— START TASK INPUTS —

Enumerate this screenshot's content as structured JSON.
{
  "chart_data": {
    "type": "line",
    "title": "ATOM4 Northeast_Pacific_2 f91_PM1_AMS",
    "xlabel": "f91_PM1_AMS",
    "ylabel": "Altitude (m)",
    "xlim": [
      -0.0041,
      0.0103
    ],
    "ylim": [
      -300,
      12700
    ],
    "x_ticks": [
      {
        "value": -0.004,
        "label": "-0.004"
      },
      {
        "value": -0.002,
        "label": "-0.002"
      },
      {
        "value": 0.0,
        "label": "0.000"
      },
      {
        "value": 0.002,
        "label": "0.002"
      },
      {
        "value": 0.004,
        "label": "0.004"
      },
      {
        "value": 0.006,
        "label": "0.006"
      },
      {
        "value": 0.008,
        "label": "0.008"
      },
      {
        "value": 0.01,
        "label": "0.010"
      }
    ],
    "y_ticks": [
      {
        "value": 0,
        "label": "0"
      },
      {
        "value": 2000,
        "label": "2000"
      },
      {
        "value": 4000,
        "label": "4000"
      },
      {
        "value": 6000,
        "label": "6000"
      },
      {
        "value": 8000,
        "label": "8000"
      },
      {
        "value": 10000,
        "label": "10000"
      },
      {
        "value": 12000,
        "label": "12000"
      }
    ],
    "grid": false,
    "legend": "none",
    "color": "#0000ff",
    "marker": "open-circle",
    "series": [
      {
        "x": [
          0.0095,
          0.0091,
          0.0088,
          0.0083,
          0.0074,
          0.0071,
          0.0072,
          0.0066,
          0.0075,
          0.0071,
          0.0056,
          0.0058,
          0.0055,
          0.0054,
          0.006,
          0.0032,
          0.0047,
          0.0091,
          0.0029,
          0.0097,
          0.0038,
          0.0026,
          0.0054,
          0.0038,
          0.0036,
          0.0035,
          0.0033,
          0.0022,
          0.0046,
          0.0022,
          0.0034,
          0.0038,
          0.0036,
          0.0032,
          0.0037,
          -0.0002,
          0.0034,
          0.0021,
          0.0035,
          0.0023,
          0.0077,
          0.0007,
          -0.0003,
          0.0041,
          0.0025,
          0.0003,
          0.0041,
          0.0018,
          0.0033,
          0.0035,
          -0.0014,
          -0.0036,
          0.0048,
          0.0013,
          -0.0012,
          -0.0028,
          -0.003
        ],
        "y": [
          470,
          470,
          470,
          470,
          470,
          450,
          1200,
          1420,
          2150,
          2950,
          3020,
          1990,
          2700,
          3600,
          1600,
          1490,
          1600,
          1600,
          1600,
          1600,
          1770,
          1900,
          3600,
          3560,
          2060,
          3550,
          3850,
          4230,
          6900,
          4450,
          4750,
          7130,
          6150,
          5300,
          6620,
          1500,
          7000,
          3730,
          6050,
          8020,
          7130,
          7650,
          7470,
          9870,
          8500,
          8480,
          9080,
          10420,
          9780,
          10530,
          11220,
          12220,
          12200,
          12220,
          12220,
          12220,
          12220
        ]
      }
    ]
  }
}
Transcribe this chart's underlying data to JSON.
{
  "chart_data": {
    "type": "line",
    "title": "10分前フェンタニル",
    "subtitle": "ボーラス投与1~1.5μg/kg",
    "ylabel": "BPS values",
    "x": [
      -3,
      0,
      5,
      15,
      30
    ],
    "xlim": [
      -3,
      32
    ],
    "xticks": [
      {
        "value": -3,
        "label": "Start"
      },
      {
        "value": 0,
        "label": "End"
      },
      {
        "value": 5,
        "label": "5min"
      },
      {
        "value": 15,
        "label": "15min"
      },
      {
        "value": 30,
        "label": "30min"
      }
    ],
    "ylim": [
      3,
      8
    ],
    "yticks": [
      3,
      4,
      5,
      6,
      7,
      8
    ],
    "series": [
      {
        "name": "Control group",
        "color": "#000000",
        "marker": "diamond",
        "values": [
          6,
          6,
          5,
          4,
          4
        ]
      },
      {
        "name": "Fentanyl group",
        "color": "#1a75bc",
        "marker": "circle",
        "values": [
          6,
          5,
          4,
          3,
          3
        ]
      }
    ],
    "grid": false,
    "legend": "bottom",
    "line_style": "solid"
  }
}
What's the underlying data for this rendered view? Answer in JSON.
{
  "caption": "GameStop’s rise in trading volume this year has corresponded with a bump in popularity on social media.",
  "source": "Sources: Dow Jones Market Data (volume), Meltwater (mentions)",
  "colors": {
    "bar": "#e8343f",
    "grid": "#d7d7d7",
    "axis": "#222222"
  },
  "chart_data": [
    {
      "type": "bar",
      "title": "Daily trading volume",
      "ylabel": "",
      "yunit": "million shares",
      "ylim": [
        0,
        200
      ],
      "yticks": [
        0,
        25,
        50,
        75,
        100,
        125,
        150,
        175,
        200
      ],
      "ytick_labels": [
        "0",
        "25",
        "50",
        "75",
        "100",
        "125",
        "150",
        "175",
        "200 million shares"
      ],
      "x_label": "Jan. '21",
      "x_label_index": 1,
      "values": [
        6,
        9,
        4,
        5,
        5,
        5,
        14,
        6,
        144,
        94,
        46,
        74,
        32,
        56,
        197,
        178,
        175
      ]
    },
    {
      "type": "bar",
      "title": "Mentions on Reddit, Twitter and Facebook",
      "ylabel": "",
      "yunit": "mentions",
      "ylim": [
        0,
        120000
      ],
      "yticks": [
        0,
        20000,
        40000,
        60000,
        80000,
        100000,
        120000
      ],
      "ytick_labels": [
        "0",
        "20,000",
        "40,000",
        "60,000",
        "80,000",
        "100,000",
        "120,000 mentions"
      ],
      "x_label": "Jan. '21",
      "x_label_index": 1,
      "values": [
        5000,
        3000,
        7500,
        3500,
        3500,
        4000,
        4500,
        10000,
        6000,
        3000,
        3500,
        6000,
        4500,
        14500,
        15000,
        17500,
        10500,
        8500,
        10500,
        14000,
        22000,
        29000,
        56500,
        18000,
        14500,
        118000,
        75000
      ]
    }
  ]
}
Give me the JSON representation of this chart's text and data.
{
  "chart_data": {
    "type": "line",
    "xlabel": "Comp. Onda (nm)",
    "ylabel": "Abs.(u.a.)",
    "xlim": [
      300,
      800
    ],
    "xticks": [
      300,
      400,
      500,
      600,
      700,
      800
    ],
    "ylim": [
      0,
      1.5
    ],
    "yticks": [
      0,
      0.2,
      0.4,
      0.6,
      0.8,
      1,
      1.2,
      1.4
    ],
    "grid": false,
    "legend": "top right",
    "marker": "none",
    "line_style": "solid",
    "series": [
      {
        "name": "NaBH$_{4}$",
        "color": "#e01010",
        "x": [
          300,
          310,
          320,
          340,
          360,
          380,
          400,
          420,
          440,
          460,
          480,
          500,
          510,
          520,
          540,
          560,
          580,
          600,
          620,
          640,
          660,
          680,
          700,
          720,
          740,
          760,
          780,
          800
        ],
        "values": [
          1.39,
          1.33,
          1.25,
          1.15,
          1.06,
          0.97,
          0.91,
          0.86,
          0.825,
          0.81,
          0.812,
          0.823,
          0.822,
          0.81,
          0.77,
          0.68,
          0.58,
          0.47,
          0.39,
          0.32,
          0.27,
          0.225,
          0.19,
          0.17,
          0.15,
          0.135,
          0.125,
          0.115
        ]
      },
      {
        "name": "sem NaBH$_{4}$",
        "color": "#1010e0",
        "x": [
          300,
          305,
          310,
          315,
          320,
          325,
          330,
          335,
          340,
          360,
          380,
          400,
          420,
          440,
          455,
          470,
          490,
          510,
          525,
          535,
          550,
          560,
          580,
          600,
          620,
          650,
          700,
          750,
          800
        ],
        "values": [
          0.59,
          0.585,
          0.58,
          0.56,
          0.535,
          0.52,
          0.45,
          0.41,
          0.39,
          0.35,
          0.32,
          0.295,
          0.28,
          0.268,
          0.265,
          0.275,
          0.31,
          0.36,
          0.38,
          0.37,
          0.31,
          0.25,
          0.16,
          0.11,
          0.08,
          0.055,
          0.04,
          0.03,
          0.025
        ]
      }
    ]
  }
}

— END TASK INPUTS —

— PROBLEM TO SOLVE —
Return every line above that contains the word "underlying".

— FULL SOLUTION —
Transcribe this chart's underlying data to JSON.
What's the underlying data for this rendered view? Answer in JSON.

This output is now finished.